--- Textauszug ---

Apothekergarten Waiblingen
Der Apothekergarten in der Waiblinger Altstadt ist ein idyllischer Ort, der vor allem durch seine lange Geschichte besticht. Er wurde 1685 von Apotheker Abraham Steeb gekauft und galt lange Zeit als einer der ältesten Heilkräutergärten im Land. Bis 1999 gehörte der Garten dem Inhaber der Rathausapotheke, bevor die Stadt das Grundstück zurückkaufte und die Gartenanlage restaurierte. Heute beeindruckt der Apothekergarten mit Muschelkalkeinfassungen, Buchshecken und einem Brunnen und bietet von der Laube auf dem Karzerturm einen wunderschönen Ausblick über den Mühlkanal und die Erleninseln Richtung Talaue.

---

◆ **Aufgabenstellung**: Nenne alle Gestaltungselemente, mit denen der Apothekergarten laut dem Text über den Apothekergarten Waiblingen heute beeindruckt.

--- Bereitgestellte Daten ---

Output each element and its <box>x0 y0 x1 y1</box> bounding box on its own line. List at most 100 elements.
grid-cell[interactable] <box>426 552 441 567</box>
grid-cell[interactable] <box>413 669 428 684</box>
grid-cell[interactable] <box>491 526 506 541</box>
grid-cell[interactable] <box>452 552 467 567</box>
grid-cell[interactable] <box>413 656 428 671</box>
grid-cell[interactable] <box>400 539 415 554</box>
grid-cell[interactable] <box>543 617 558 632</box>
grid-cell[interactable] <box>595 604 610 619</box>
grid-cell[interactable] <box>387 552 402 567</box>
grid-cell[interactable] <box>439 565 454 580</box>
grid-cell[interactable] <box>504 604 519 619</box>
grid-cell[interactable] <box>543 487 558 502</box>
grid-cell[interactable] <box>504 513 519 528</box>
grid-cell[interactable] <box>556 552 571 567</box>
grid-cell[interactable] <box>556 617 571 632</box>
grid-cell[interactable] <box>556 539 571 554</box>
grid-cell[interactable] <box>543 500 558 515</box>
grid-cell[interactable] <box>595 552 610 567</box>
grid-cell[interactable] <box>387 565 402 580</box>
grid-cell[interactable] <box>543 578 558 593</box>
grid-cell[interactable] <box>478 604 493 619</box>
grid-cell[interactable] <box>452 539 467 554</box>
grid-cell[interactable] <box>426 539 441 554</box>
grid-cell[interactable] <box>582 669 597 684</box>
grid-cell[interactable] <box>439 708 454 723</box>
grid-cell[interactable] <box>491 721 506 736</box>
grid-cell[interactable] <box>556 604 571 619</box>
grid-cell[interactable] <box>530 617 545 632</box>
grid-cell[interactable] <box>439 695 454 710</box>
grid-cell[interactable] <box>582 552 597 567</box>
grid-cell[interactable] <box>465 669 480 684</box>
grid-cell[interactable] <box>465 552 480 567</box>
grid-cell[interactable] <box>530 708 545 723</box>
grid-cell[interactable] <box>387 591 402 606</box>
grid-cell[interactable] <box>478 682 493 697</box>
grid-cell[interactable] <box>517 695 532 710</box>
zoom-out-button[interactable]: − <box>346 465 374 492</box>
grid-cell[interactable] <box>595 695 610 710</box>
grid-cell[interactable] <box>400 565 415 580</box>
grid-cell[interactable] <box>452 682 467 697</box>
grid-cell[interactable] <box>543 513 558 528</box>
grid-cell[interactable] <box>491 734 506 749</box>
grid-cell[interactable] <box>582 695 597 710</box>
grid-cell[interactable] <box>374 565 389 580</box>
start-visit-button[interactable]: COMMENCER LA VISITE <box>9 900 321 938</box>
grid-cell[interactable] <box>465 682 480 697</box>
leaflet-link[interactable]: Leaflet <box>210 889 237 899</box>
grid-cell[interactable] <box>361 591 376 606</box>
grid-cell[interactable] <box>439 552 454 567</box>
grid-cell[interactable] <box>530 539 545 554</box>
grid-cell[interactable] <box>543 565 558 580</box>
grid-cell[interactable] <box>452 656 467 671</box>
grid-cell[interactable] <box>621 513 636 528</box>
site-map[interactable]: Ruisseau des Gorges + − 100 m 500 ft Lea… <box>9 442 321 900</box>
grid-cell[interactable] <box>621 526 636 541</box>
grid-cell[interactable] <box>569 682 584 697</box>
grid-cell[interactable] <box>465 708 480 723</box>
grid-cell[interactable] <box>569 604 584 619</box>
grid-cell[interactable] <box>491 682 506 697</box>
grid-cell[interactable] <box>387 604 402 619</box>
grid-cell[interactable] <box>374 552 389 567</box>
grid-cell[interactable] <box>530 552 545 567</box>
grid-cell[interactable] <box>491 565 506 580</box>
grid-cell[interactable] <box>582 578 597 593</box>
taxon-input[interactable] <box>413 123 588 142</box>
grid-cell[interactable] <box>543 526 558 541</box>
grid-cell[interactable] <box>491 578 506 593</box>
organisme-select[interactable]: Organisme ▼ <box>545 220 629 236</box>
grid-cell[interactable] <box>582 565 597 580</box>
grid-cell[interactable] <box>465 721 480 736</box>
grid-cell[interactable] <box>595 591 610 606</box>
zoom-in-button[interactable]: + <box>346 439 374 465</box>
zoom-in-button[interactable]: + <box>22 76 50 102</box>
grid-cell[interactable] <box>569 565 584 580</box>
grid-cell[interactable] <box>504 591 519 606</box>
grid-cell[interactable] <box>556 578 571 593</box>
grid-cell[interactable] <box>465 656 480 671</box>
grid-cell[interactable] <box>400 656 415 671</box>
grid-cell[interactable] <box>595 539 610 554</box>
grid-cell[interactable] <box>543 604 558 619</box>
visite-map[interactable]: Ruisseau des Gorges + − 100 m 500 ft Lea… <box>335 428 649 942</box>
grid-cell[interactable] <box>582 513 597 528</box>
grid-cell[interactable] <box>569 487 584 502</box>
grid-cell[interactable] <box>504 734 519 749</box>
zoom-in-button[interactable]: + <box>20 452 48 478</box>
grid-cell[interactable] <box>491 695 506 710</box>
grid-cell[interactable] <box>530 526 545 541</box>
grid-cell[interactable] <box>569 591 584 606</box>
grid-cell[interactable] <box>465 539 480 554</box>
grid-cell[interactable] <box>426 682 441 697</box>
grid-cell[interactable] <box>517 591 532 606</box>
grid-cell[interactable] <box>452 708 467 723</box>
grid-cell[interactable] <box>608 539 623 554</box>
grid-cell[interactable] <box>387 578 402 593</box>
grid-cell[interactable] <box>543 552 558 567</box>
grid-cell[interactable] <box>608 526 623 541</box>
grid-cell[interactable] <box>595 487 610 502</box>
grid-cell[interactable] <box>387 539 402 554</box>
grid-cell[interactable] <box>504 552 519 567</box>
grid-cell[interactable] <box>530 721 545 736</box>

---

◆ **Lösung**:
- Muschelkalkeinfassungen
- Buchshecken
- ein Brunnen